Pull out every line from the listing that has the word "Quality".

[Dataset items]
....
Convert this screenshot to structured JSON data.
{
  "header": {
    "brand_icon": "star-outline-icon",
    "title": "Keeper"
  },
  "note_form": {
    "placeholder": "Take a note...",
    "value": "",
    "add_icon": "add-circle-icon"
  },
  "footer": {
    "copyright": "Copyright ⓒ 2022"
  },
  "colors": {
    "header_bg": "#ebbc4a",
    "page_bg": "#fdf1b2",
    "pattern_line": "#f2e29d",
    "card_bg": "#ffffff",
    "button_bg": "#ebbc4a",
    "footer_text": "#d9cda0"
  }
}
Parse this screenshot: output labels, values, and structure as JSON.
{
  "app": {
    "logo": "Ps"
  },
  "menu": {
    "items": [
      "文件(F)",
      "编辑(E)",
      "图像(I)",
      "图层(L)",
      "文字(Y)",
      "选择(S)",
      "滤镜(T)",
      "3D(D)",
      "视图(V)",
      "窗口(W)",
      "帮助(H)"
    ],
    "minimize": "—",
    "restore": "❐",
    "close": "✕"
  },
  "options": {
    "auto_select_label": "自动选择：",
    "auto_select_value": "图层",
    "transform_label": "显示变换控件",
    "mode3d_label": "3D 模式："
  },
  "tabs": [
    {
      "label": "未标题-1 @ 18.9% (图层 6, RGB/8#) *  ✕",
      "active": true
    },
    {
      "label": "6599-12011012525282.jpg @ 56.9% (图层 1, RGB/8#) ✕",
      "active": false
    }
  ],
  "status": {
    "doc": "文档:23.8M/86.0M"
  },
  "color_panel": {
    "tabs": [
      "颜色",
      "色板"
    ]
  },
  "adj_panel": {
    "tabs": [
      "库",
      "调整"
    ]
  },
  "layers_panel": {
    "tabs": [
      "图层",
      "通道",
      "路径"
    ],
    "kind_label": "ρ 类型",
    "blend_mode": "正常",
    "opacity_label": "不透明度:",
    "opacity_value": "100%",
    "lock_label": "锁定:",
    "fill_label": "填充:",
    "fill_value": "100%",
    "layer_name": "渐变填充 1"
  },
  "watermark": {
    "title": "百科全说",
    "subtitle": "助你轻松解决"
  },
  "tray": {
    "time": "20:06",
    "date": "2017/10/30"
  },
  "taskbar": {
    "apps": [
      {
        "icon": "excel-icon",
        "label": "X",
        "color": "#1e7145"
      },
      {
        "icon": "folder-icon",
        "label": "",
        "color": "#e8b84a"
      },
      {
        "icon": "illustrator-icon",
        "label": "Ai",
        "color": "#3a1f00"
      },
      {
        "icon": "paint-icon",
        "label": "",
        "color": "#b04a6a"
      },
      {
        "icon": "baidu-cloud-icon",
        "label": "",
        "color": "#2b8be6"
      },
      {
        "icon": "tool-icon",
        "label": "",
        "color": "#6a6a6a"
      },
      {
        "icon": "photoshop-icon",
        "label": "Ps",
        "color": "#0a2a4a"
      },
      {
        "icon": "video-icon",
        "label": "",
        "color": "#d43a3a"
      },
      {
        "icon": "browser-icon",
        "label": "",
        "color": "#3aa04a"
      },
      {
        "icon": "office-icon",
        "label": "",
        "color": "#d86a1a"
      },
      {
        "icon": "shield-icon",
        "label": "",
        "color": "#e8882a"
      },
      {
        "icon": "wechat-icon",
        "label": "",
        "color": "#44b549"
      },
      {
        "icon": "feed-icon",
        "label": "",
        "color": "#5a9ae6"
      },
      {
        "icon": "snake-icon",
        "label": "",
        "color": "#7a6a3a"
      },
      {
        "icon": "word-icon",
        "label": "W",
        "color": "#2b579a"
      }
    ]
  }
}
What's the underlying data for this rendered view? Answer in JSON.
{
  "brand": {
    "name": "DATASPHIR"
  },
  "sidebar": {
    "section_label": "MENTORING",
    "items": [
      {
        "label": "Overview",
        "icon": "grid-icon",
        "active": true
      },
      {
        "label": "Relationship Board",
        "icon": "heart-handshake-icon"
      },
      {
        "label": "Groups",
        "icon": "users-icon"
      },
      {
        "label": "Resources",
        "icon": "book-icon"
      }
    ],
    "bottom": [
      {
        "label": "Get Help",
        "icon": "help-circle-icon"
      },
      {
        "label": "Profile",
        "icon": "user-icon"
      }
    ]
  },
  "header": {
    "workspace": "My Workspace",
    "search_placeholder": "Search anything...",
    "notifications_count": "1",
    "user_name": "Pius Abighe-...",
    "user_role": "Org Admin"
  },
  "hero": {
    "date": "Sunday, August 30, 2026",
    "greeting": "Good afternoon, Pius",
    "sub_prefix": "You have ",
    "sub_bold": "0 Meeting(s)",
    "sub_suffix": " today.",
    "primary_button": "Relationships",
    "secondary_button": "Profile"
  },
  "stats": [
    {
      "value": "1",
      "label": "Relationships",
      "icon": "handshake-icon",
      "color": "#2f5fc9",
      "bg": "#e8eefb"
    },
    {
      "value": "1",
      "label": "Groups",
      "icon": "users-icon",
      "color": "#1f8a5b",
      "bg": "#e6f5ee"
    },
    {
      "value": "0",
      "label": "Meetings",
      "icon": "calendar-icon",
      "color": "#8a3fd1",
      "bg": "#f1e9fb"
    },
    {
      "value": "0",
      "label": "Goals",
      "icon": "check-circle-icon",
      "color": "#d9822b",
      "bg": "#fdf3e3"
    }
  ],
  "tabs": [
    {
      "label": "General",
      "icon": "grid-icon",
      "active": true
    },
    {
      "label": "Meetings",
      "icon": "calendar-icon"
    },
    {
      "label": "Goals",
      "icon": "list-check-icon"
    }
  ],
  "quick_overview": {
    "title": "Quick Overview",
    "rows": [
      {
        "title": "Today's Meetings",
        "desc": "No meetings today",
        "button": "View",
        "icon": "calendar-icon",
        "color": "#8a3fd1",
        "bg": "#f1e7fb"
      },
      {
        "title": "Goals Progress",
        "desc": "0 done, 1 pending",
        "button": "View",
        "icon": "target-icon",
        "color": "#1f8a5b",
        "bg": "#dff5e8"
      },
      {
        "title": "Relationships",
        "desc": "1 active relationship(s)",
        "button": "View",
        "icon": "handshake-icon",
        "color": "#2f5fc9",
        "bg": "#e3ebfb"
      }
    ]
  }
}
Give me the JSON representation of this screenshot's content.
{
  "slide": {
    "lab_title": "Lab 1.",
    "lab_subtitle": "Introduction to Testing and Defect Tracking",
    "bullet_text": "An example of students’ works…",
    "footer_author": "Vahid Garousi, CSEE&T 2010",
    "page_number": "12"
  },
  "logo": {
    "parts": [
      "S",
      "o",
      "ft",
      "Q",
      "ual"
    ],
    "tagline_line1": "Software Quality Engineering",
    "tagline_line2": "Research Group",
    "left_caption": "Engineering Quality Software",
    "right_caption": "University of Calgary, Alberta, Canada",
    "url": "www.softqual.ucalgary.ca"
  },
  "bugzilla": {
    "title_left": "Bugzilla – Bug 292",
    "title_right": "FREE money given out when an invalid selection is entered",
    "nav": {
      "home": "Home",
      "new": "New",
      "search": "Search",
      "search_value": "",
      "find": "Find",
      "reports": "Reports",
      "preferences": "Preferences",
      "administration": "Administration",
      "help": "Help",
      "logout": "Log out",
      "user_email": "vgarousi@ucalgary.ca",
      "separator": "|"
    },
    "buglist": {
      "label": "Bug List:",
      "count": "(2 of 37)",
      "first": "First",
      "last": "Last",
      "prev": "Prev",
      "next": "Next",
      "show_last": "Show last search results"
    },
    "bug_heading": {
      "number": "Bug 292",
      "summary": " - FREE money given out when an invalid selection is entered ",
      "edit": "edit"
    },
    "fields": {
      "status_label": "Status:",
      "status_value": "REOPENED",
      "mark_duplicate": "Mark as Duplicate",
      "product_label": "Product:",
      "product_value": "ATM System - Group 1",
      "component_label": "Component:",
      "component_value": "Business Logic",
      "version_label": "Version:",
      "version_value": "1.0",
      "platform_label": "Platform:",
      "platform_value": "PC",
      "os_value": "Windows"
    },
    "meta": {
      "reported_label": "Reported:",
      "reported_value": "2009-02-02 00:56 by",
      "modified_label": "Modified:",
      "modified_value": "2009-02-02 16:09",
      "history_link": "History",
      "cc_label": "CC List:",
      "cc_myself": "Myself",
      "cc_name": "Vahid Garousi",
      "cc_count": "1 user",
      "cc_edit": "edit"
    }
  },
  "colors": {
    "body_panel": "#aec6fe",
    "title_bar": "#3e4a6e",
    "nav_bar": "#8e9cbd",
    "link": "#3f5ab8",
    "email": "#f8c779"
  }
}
....
# Response to the task
    "tagline_line1": "Software Quality Engineering",
    "left_caption": "Engineering Quality Software",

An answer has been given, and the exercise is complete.